_Aim of the exercise_. Of the lines in these entries, how many contain the string "Output"? Give the number and nothing else.

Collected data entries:
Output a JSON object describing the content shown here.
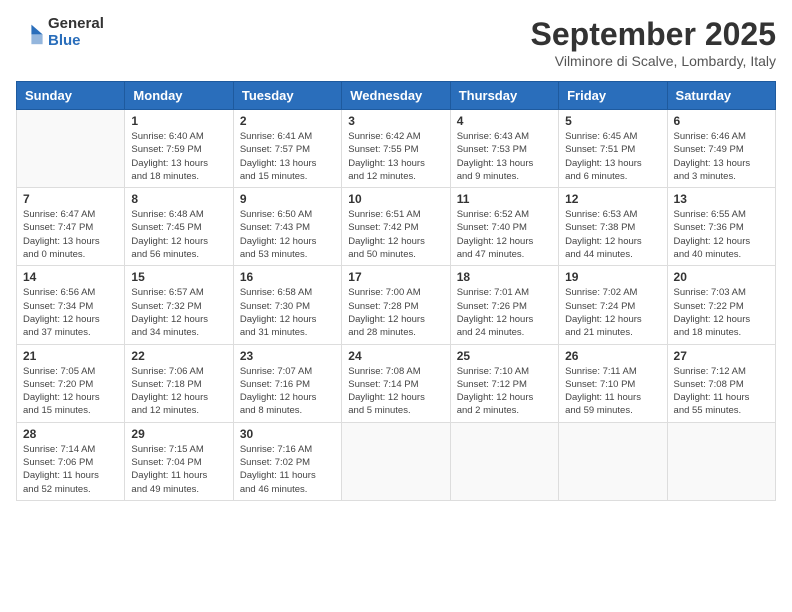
{
  "logo": {
    "general": "General",
    "blue": "Blue"
  },
  "title": "September 2025",
  "location": "Vilminore di Scalve, Lombardy, Italy",
  "headers": [
    "Sunday",
    "Monday",
    "Tuesday",
    "Wednesday",
    "Thursday",
    "Friday",
    "Saturday"
  ],
  "weeks": [
    [
      {
        "day": "",
        "info": ""
      },
      {
        "day": "1",
        "info": "Sunrise: 6:40 AM\nSunset: 7:59 PM\nDaylight: 13 hours\nand 18 minutes."
      },
      {
        "day": "2",
        "info": "Sunrise: 6:41 AM\nSunset: 7:57 PM\nDaylight: 13 hours\nand 15 minutes."
      },
      {
        "day": "3",
        "info": "Sunrise: 6:42 AM\nSunset: 7:55 PM\nDaylight: 13 hours\nand 12 minutes."
      },
      {
        "day": "4",
        "info": "Sunrise: 6:43 AM\nSunset: 7:53 PM\nDaylight: 13 hours\nand 9 minutes."
      },
      {
        "day": "5",
        "info": "Sunrise: 6:45 AM\nSunset: 7:51 PM\nDaylight: 13 hours\nand 6 minutes."
      },
      {
        "day": "6",
        "info": "Sunrise: 6:46 AM\nSunset: 7:49 PM\nDaylight: 13 hours\nand 3 minutes."
      }
    ],
    [
      {
        "day": "7",
        "info": "Sunrise: 6:47 AM\nSunset: 7:47 PM\nDaylight: 13 hours\nand 0 minutes."
      },
      {
        "day": "8",
        "info": "Sunrise: 6:48 AM\nSunset: 7:45 PM\nDaylight: 12 hours\nand 56 minutes."
      },
      {
        "day": "9",
        "info": "Sunrise: 6:50 AM\nSunset: 7:43 PM\nDaylight: 12 hours\nand 53 minutes."
      },
      {
        "day": "10",
        "info": "Sunrise: 6:51 AM\nSunset: 7:42 PM\nDaylight: 12 hours\nand 50 minutes."
      },
      {
        "day": "11",
        "info": "Sunrise: 6:52 AM\nSunset: 7:40 PM\nDaylight: 12 hours\nand 47 minutes."
      },
      {
        "day": "12",
        "info": "Sunrise: 6:53 AM\nSunset: 7:38 PM\nDaylight: 12 hours\nand 44 minutes."
      },
      {
        "day": "13",
        "info": "Sunrise: 6:55 AM\nSunset: 7:36 PM\nDaylight: 12 hours\nand 40 minutes."
      }
    ],
    [
      {
        "day": "14",
        "info": "Sunrise: 6:56 AM\nSunset: 7:34 PM\nDaylight: 12 hours\nand 37 minutes."
      },
      {
        "day": "15",
        "info": "Sunrise: 6:57 AM\nSunset: 7:32 PM\nDaylight: 12 hours\nand 34 minutes."
      },
      {
        "day": "16",
        "info": "Sunrise: 6:58 AM\nSunset: 7:30 PM\nDaylight: 12 hours\nand 31 minutes."
      },
      {
        "day": "17",
        "info": "Sunrise: 7:00 AM\nSunset: 7:28 PM\nDaylight: 12 hours\nand 28 minutes."
      },
      {
        "day": "18",
        "info": "Sunrise: 7:01 AM\nSunset: 7:26 PM\nDaylight: 12 hours\nand 24 minutes."
      },
      {
        "day": "19",
        "info": "Sunrise: 7:02 AM\nSunset: 7:24 PM\nDaylight: 12 hours\nand 21 minutes."
      },
      {
        "day": "20",
        "info": "Sunrise: 7:03 AM\nSunset: 7:22 PM\nDaylight: 12 hours\nand 18 minutes."
      }
    ],
    [
      {
        "day": "21",
        "info": "Sunrise: 7:05 AM\nSunset: 7:20 PM\nDaylight: 12 hours\nand 15 minutes."
      },
      {
        "day": "22",
        "info": "Sunrise: 7:06 AM\nSunset: 7:18 PM\nDaylight: 12 hours\nand 12 minutes."
      },
      {
        "day": "23",
        "info": "Sunrise: 7:07 AM\nSunset: 7:16 PM\nDaylight: 12 hours\nand 8 minutes."
      },
      {
        "day": "24",
        "info": "Sunrise: 7:08 AM\nSunset: 7:14 PM\nDaylight: 12 hours\nand 5 minutes."
      },
      {
        "day": "25",
        "info": "Sunrise: 7:10 AM\nSunset: 7:12 PM\nDaylight: 12 hours\nand 2 minutes."
      },
      {
        "day": "26",
        "info": "Sunrise: 7:11 AM\nSunset: 7:10 PM\nDaylight: 11 hours\nand 59 minutes."
      },
      {
        "day": "27",
        "info": "Sunrise: 7:12 AM\nSunset: 7:08 PM\nDaylight: 11 hours\nand 55 minutes."
      }
    ],
    [
      {
        "day": "28",
        "info": "Sunrise: 7:14 AM\nSunset: 7:06 PM\nDaylight: 11 hours\nand 52 minutes."
      },
      {
        "day": "29",
        "info": "Sunrise: 7:15 AM\nSunset: 7:04 PM\nDaylight: 11 hours\nand 49 minutes."
      },
      {
        "day": "30",
        "info": "Sunrise: 7:16 AM\nSunset: 7:02 PM\nDaylight: 11 hours\nand 46 minutes."
      },
      {
        "day": "",
        "info": ""
      },
      {
        "day": "",
        "info": ""
      },
      {
        "day": "",
        "info": ""
      },
      {
        "day": "",
        "info": ""
      }
    ]
  ]
}
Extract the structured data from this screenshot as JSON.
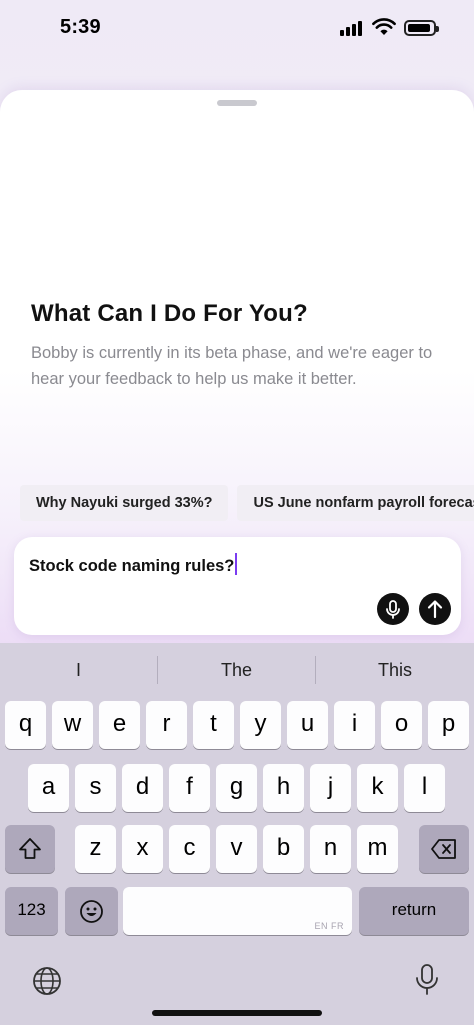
{
  "status": {
    "time": "5:39"
  },
  "sheet": {
    "title": "What Can I Do For You?",
    "subtitle": "Bobby is currently in its beta phase, and we're eager to hear your feedback to help us make it better."
  },
  "chips": [
    {
      "label": "Why Nayuki surged 33%?"
    },
    {
      "label": "US June nonfarm payroll forecast"
    }
  ],
  "composer": {
    "text": "Stock code naming rules?"
  },
  "keyboard": {
    "suggestions": [
      "I",
      "The",
      "This"
    ],
    "row1": [
      "q",
      "w",
      "e",
      "r",
      "t",
      "y",
      "u",
      "i",
      "o",
      "p"
    ],
    "row2": [
      "a",
      "s",
      "d",
      "f",
      "g",
      "h",
      "j",
      "k",
      "l"
    ],
    "row3": [
      "z",
      "x",
      "c",
      "v",
      "b",
      "n",
      "m"
    ],
    "numbers_label": "123",
    "space_hint": "EN FR",
    "return_label": "return"
  },
  "icons": {
    "shift": "shift-icon",
    "delete": "delete-icon",
    "emoji": "emoji-icon",
    "globe": "globe-icon",
    "dictation": "mic-icon",
    "send": "arrow-up-icon"
  }
}
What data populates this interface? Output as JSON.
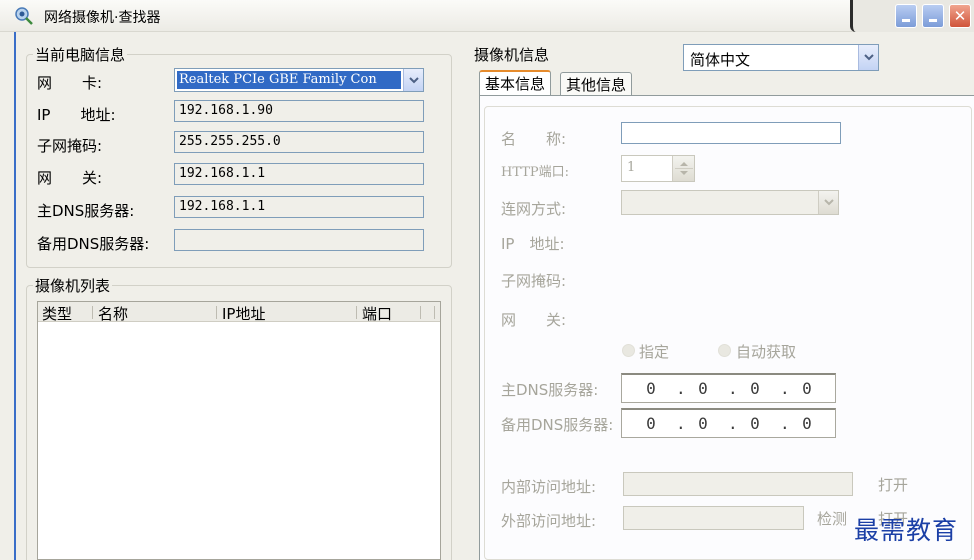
{
  "window": {
    "title": "网络摄像机·查找器",
    "icons": [
      "camera-search-icon",
      "minimize-icon",
      "maximize-icon",
      "close-icon"
    ]
  },
  "pc_info": {
    "legend": "当前电脑信息",
    "nic_label": "网　　卡:",
    "nic_value": "Realtek PCIe GBE Family Con",
    "ip_label": "IP　　地址:",
    "ip_value": "192.168.1.90",
    "mask_label": "子网掩码:",
    "mask_value": "255.255.255.0",
    "gateway_label": "网　　关:",
    "gateway_value": "192.168.1.1",
    "dns1_label": "主DNS服务器:",
    "dns1_value": "192.168.1.1",
    "dns2_label": "备用DNS服务器:",
    "dns2_value": ""
  },
  "camera_list": {
    "legend": "摄像机列表",
    "columns": [
      "类型",
      "名称",
      "IP地址",
      "端口"
    ]
  },
  "camera_info": {
    "legend": "摄像机信息",
    "language": "简体中文",
    "tabs": [
      "基本信息",
      "其他信息"
    ],
    "name_label": "名　　称:",
    "name_value": "",
    "http_label": "HTTP端口:",
    "http_value": "1",
    "mode_label": "连网方式:",
    "ip_label": "IP　地址:",
    "mask_label": "子网掩码:",
    "gateway_label": "网　　关:",
    "radio_manual": "指定",
    "radio_auto": "自动获取",
    "dns1_label": "主DNS服务器:",
    "dns1_octets": [
      "0",
      "0",
      "0",
      "0"
    ],
    "dns2_label": "备用DNS服务器:",
    "dns2_octets": [
      "0",
      "0",
      "0",
      "0"
    ],
    "inner_label": "内部访问地址:",
    "inner_open": "打开",
    "outer_label": "外部访问地址:",
    "outer_check": "检测",
    "outer_open": "打开"
  },
  "watermark": "最需教育",
  "colors": {
    "title_accent": "#3a6ec8",
    "selection": "#316ac5",
    "disabled_text": "#a6a59b",
    "tab_highlight": "#e68b2c",
    "watermark": "#1b3fa6"
  }
}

_Result of this task_. 2